**INSTRUCTIONS FOR THE TASK**. Give back the entire listing verbatim.

**ENTRIES**.

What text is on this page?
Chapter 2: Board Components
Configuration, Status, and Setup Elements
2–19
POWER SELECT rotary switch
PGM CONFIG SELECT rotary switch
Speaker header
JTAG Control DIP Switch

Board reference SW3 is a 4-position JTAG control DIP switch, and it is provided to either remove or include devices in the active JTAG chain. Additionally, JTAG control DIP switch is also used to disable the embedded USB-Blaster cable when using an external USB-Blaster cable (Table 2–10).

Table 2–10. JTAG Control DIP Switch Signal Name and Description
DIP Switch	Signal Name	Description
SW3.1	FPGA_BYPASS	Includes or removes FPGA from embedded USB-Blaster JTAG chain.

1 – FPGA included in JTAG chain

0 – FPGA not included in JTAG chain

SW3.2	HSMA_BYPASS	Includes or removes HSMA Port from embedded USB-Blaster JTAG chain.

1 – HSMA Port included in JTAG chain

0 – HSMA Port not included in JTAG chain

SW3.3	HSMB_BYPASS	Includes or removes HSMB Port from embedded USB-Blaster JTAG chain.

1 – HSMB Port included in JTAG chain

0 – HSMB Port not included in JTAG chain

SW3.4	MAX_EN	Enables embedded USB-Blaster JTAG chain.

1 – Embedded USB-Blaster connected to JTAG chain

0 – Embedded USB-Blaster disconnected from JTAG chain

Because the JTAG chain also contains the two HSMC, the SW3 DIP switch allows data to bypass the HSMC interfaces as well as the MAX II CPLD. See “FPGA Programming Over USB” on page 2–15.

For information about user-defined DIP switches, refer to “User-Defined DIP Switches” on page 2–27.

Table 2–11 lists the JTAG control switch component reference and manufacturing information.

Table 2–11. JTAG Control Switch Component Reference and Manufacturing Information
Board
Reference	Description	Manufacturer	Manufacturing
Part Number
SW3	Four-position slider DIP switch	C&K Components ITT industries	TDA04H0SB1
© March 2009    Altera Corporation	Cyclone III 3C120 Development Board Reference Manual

**COMPLETED TASK**.
What text is on this page?
Chapter 2: Board Components
Configuration, Status, and Setup Elements
2–19
POWER SELECT rotary switch
PGM CONFIG SELECT rotary switch
Speaker header
JTAG Control DIP Switch

Board reference SW3 is a 4-position JTAG control DIP switch, and it is provided to either remove or include devices in the active JTAG chain. Additionally, JTAG control DIP switch is also used to disable the embedded USB-Blaster cable when using an external USB-Blaster cable (Table 2–10).

Table 2–10. JTAG Control DIP Switch Signal Name and Description
DIP Switch	Signal Name	Description
SW3.1	FPGA_BYPASS	Includes or removes FPGA from embedded USB-Blaster JTAG chain.

1 – FPGA included in JTAG chain

0 – FPGA not included in JTAG chain

SW3.2	HSMA_BYPASS	Includes or removes HSMA Port from embedded USB-Blaster JTAG chain.

1 – HSMA Port included in JTAG chain

0 – HSMA Port not included in JTAG chain

SW3.3	HSMB_BYPASS	Includes or removes HSMB Port from embedded USB-Blaster JTAG chain.

1 – HSMB Port included in JTAG chain

0 – HSMB Port not included in JTAG chain

SW3.4	MAX_EN	Enables embedded USB-Blaster JTAG chain.

1 – Embedded USB-Blaster connected to JTAG chain

0 – Embedded USB-Blaster disconnected from JTAG chain

Because the JTAG chain also contains the two HSMC, the SW3 DIP switch allows data to bypass the HSMC interfaces as well as the MAX II CPLD. See “FPGA Programming Over USB” on page 2–15.

For information about user-defined DIP switches, refer to “User-Defined DIP Switches” on page 2–27.

Table 2–11 lists the JTAG control switch component reference and manufacturing information.

Table 2–11. JTAG Control Switch Component Reference and Manufacturing Information
Board
Reference	Description	Manufacturer	Manufacturing
Part Number
SW3	Four-position slider DIP switch	C&K Components ITT industries	TDA04H0SB1
© March 2009    Altera Corporation	Cyclone III 3C120 Development Board Reference Manual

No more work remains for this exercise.